### Your goal
Would you pull out every line of the material that contains the string "Fernmeldewesen"?

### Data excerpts

════════

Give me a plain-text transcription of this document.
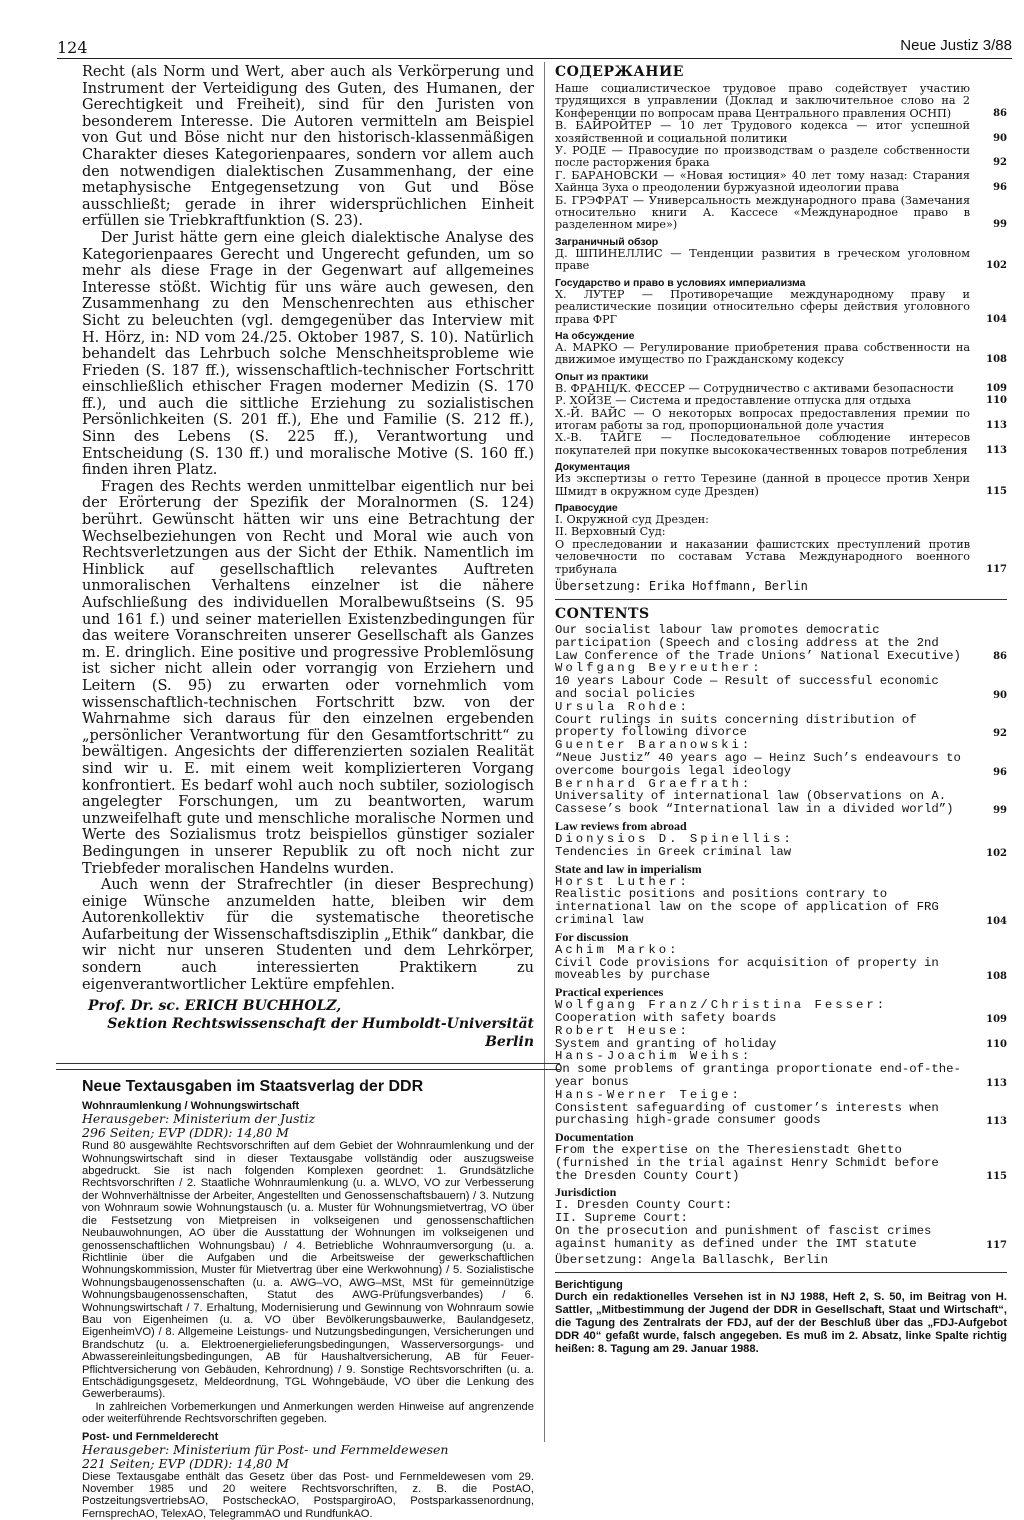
124	Neue Justiz 3/88

Recht (als Norm und Wert, aber auch als Verkörperung und Instrument der Verteidigung des Guten, des Humanen, der Gerechtigkeit und Freiheit), sind für den Juristen von besonderem Interesse. Die Autoren vermitteln am Beispiel von Gut und Böse nicht nur den historisch-klassenmäßigen Charakter dieses Kategorienpaares, sondern vor allem auch den notwendigen dialektischen Zusammenhang, der eine metaphysische Entgegensetzung von Gut und Böse ausschließt; gerade in ihrer widersprüchlichen Einheit erfüllen sie Triebkraftfunktion (S. 23).

Der Jurist hätte gern eine gleich dialektische Analyse des Kategorienpaares Gerecht und Ungerecht gefunden, um so mehr als diese Frage in der Gegenwart auf allgemeines Interesse stößt. Wichtig für uns wäre auch gewesen, den Zusammenhang zu den Menschenrechten aus ethischer Sicht zu beleuchten (vgl. demgegenüber das Interview mit H. Hörz, in: ND vom 24./25. Oktober 1987, S. 10). Natürlich behandelt das Lehrbuch solche Menschheitsprobleme wie Frieden (S. 187 ff.), wissenschaftlich-technischer Fortschritt einschließlich ethischer Fragen moderner Medizin (S. 170 ff.), und auch die sittliche Erziehung zu sozialistischen Persönlichkeiten (S. 201 ff.), Ehe und Familie (S. 212 ff.), Sinn des Lebens (S. 225 ff.), Verantwortung und Entscheidung (S. 130 ff.) und moralische Motive (S. 160 ff.) finden ihren Platz.

Fragen des Rechts werden unmittelbar eigentlich nur bei der Erörterung der Spezifik der Moralnormen (S. 124) berührt. Gewünscht hätten wir uns eine Betrachtung der Wechselbeziehungen von Recht und Moral wie auch von Rechtsverletzungen aus der Sicht der Ethik. Namentlich im Hinblick auf gesellschaftlich relevantes Auftreten unmoralischen Verhaltens einzelner ist die nähere Aufschließung des individuellen Moralbewußtseins (S. 95 und 161 f.) und seiner materiellen Existenzbedingungen für das weitere Voranschreiten unserer Gesellschaft als Ganzes m. E. dringlich. Eine positive und progressive Problemlösung ist sicher nicht allein oder vorrangig von Erziehern und Leitern (S. 95) zu erwarten oder vornehmlich vom wissenschaftlich-technischen Fortschritt bzw. von der Wahrnahme sich daraus für den einzelnen ergebenden „persönlicher Verantwortung für den Gesamtfortschritt“ zu bewältigen. Angesichts der differenzierten sozialen Realität sind wir u. E. mit einem weit komplizierteren Vorgang konfrontiert. Es bedarf wohl auch noch subtiler, soziologisch angelegter Forschungen, um zu beantworten, warum unzweifelhaft gute und menschliche moralische Normen und Werte des Sozialismus trotz beispiellos günstiger sozialer Bedingungen in unserer Republik zu oft noch nicht zur Triebfeder moralischen Handelns wurden.

Auch wenn der Strafrechtler (in dieser Besprechung) einige Wünsche anzumelden hatte, bleiben wir dem Autorenkollektiv für die systematische theoretische Aufarbeitung der Wissenschaftsdisziplin „Ethik“ dankbar, die wir nicht nur unseren Studenten und dem Lehrkörper, sondern auch interessierten Praktikern zu eigenverantwortlicher Lektüre empfehlen.

Prof. Dr. sc. ERICH BUCHHOLZ,
Sektion Rechtswissenschaft der Humboldt-Universität Berlin
Neue Textausgaben im Staatsverlag der DDR
Wohnraumlenkung / Wohnungswirtschaft
Herausgeber: Ministerium der Justiz
296 Seiten; EVP (DDR): 14,80 M
Rund 80 ausgewählte Rechtsvorschriften auf dem Gebiet der Wohnraumlenkung und der Wohnungswirtschaft sind in dieser Textausgabe vollständig oder auszugsweise abgedruckt. Sie ist nach folgenden Komplexen geordnet: 1. Grundsätzliche Rechtsvorschriften / 2. Staatliche Wohnraumlenkung (u. a. WLVO, VO zur Verbesserung der Wohnverhältnisse der Arbeiter, Angestellten und Genossenschaftsbauern) / 3. Nutzung von Wohnraum sowie Wohnungstausch (u. a. Muster für Wohnungsmietvertrag, VO über die Festsetzung von Mietpreisen in volkseigenen und genossenschaftlichen Neubauwohnungen, AO über die Ausstattung der Wohnungen im volkseigenen und genossenschaftlichen Wohnungsbau) / 4. Betriebliche Wohnraumversorgung (u. a. Richtlinie über die Aufgaben und die Arbeitsweise der gewerkschaftlichen Wohnungskommission, Muster für Mietvertrag über eine Werkwohnung) / 5. Sozialistische Wohnungsbaugenossenschaften (u. a. AWG–VO, AWG–MSt, MSt für gemeinnützige Wohnungsbaugenossenschaften, Statut des AWG-Prüfungsverbandes) / 6. Wohnungswirtschaft / 7. Erhaltung, Modernisierung und Gewinnung von Wohnraum sowie Bau von Eigenheimen (u. a. VO über Bevölkerungsbauwerke, Baulandgesetz, EigenheimVO) / 8. Allgemeine Leistungs- und Nutzungsbedingungen, Versicherungen und Brandschutz (u. a. Elektroenergielieferungsbedingungen, Wasserversorgungs- und Abwassereinleitungsbedingungen, AB für Haushaltversicherung, AB für Feuer-Pflichtversicherung von Gebäuden, Kehrordnung) / 9. Sonstige Rechtsvorschriften (u. a. Entschädigungsgesetz, Meldeordnung, TGL Wohngebäude, VO über die Lenkung des Gewerberaums).
In zahlreichen Vorbemerkungen und Anmerkungen werden Hinweise auf angrenzende oder weiterführende Rechtsvorschriften gegeben.
Post- und Fernmelderecht
Herausgeber: Ministerium für Post- und Fernmeldewesen
221 Seiten; EVP (DDR): 14,80 M
Diese Textausgabe enthält das Gesetz über das Post- und Fernmeldewesen vom 29. November 1985 und 20 weitere Rechtsvorschriften, z. B. die PostAO, PostzeitungsvertriebsAO, PostscheckAO, PostspargiroAO, Postsparkassenordnung, FernsprechAO, TelexAO, TelegrammAO und RundfunkAO.
СОДЕРЖАНИЕ
Наше социалистическое трудовое право содействует участию трудящихся в управлении (Доклад и заключительное слово на 2 Конференции по вопросам права Центрального правления ОСНП)	86
В. БАЙРОЙТЕР — 10 лет Трудового кодекса — итог успешной хозяйственной и социальной политики	90
У. РОДЕ — Правосудие по производствам о разделе собственности после расторжения брака	92
Г. БАРАНОВСКИ — «Новая юстиция» 40 лет тому назад: Старания Хайнца Зуха о преодолении буржуазной идеологии права	96
Б. ГРЭФРАТ — Универсальность международного права (Замечания относительно книги А. Кассесе «Международное право в разделенном мире»)	99
Заграничный обзор
Д. ШПИНЕЛЛИС — Тенденции развития в греческом уголовном праве	102
Государство и право в условиях империализма
Х. ЛУТЕР — Противоречащие международному праву и реалистические позиции относительно сферы действия уголовного права ФРГ	104
На обсуждение
А. МАРКО — Регулирование приобретения права собственности на движимое имущество по Гражданскому кодексу	108
Опыт из практики
В. ФРАНЦ/К. ФЕССЕР — Сотрудничество с активами безопасности	109
Р. ХОЙЗЕ — Система и предоставление отпуска для отдыха	110
Х.-Й. ВАЙС — О некоторых вопросах предоставления премии по итогам работы за год, пропорциональной доле участия	113
Х.-В. ТАЙГЕ — Последовательное соблюдение интересов покупателей при покупке высококачественных товаров потребления 113
Документация
Из экспертизы о гетто Терезине (данной в процессе против Хенри Шмидт в окружном суде Дрезден)	115
Правосудие
I. Окружной суд Дрезден:
II. Верховный Суд:
О преследовании и наказании фашистских преступлений против человечности по составам Устава Международного военного трибунала	117
Übersetzung: Erika Hoffmann, Berlin
CONTENTS
Our socialist labour law promotes democratic participation (Speech and closing address at the 2nd Law Conference of the Trade Unions’ National Executive)	86
Wolfgang Beyreuther:
10 years Labour Code — Result of successful economic and social policies	90
Ursula Rohde:
Court rulings in suits concerning distribution of property following divorce	92
Guenter Baranowski:
“Neue Justiz” 40 years ago — Heinz Such’s endeavours to overcome bourgois legal ideology	96
Bernhard Graefrath:
Universality of international law (Observations on A. Cassese’s book “International law in a divided world”)	99
Law reviews from abroad
Dionysios D. Spinellis:
Tendencies in Greek criminal law	102
State and law in imperialism
Horst Luther:
Realistic positions and positions contrary to international law on the scope of application of FRG criminal law	104
For discussion
Achim Marko:
Civil Code provisions for acquisition of property in moveables by purchase	108
Practical experiences
Wolfgang Franz/Christina Fesser:
Cooperation with safety boards	109
Robert Heuse:
System and granting of holiday	110
Hans-Joachim Weihs:
On some problems of grantinga proportionate end-of-the-year bonus	113
Hans-Werner Teige:
Consistent safeguarding of customer’s interests when purchasing high-grade consumer goods	113
Documentation
From the expertise on the Theresienstadt Ghetto (furnished in the trial against Henry Schmidt before the Dresden County Court)	115
Jurisdiction
I. Dresden County Court:
II. Supreme Court:
On the prosecution and punishment of fascist crimes against humanity as defined under the IMT statute	117
Übersetzung: Angela Ballaschk, Berlin
Berichtigung
Durch ein redaktionelles Versehen ist in NJ 1988, Heft 2, S. 50, im Beitrag von H. Sattler, „Mitbestimmung der Jugend der DDR in Gesellschaft, Staat und Wirtschaft“, die Tagung des Zentralrats der FDJ, auf der der Beschluß über das „FDJ-Aufgebot DDR 40“ gefaßt wurde, falsch angegeben. Es muß im 2. Absatz, linke Spalte richtig heißen: 8. Tagung am 29. Januar 1988.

════════

### Response for this exercise
Herausgeber: Ministerium für Post- und Fernmeldewesen
Diese Textausgabe enthält das Gesetz über das Post- und Fernmeldewesen vom 29. November 1985 und 20 weitere Rechtsvorschriften, z. B. die PostAO, PostzeitungsvertriebsAO, PostscheckAO, PostspargiroAO, Postsparkassenordnung, FernsprechAO, TelexAO, TelegrammAO und RundfunkAO.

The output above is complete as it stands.